_Given problem:_ Copy the lines holding the word "Class", all of them.

[Figure record listings]
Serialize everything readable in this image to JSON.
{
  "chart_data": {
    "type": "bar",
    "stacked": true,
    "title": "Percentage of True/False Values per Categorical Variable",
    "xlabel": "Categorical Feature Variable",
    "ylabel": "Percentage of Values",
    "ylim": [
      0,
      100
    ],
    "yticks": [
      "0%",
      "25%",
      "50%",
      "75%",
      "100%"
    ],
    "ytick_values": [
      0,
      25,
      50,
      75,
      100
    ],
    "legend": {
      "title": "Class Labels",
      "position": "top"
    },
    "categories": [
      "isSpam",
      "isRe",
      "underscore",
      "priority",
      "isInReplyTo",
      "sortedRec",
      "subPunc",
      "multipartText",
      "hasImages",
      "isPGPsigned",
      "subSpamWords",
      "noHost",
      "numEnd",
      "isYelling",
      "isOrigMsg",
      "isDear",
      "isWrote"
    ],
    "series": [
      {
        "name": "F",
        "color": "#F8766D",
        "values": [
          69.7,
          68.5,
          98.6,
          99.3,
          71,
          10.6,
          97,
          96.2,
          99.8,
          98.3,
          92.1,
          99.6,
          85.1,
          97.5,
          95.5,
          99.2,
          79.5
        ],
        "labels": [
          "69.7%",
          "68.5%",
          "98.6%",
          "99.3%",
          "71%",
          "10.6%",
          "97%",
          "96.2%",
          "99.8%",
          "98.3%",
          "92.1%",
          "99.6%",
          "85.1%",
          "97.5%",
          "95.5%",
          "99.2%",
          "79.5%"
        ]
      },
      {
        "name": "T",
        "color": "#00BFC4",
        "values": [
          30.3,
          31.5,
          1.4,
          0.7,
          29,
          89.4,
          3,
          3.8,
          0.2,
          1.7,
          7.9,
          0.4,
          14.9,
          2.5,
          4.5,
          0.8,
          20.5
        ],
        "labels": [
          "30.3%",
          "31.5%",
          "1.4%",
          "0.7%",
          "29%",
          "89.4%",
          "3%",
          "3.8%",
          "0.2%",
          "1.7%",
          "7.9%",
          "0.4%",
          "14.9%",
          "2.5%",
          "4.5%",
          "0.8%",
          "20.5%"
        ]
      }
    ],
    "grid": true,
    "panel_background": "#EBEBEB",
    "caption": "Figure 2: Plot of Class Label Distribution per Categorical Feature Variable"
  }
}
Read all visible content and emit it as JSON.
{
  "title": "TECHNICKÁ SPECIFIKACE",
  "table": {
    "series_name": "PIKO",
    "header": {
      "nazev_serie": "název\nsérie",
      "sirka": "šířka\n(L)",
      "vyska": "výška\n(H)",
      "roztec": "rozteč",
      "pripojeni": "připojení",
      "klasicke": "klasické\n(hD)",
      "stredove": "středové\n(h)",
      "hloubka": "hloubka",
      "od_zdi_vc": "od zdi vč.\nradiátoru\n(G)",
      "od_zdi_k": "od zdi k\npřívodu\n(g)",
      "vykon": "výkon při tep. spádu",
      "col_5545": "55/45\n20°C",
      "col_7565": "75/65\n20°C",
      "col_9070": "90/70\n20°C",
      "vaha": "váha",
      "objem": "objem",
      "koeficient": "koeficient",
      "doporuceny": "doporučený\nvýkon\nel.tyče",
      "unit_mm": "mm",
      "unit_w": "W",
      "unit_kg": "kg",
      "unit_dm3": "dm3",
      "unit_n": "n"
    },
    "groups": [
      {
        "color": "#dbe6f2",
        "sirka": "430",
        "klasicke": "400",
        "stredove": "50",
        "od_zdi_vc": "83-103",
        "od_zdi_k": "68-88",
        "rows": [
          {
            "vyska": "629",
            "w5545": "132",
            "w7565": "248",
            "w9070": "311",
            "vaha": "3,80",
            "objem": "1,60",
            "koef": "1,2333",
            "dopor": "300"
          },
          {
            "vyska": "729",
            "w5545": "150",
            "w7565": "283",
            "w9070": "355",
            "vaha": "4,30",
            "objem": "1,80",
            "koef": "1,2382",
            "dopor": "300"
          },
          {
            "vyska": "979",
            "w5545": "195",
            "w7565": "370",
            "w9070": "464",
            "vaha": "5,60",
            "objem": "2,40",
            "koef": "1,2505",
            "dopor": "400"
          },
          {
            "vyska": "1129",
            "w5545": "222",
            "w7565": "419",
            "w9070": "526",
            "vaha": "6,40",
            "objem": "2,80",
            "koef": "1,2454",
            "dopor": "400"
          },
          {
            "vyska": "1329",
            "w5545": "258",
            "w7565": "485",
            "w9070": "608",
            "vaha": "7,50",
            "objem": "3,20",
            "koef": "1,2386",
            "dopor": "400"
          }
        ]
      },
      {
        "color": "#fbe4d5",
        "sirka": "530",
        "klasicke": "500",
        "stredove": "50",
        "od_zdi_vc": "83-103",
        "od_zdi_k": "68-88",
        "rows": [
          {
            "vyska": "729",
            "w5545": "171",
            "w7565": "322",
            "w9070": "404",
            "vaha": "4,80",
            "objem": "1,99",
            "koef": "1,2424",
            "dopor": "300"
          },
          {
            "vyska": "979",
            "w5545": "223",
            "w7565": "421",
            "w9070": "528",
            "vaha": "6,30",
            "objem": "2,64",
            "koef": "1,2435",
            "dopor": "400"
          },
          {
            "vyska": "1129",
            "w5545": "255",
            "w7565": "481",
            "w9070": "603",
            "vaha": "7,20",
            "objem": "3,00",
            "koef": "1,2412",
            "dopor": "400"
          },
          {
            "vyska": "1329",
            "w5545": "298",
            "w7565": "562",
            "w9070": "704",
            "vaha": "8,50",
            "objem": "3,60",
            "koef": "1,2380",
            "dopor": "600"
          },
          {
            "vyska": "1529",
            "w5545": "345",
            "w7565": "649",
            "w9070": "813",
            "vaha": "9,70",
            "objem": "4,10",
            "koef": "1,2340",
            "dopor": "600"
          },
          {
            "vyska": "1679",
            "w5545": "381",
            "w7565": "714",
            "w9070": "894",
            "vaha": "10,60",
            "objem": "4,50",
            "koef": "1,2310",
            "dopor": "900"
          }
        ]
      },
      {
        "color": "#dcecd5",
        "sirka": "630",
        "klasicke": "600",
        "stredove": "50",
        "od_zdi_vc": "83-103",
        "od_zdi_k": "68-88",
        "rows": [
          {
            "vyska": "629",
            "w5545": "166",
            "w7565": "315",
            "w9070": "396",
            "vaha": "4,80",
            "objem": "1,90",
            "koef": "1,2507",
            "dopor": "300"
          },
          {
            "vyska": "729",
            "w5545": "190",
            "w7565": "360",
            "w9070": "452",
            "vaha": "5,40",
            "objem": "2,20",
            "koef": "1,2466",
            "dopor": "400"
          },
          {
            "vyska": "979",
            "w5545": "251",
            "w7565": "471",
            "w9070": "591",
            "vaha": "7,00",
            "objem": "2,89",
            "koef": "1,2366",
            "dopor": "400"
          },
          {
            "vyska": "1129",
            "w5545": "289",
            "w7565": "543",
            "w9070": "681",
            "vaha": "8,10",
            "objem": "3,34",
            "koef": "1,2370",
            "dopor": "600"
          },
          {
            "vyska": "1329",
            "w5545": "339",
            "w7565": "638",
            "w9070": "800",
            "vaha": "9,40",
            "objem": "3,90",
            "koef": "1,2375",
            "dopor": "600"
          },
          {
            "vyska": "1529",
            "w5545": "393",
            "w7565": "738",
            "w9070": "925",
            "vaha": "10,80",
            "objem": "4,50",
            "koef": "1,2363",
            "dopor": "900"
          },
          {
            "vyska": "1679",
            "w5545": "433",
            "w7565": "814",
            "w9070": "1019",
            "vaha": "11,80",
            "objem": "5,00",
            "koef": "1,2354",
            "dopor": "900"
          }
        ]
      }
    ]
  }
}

_Exercise result:_
      "title": "Class Labels",
    "caption": "Figure 2: Plot of Class Label Distribution per Categorical Feature Variable"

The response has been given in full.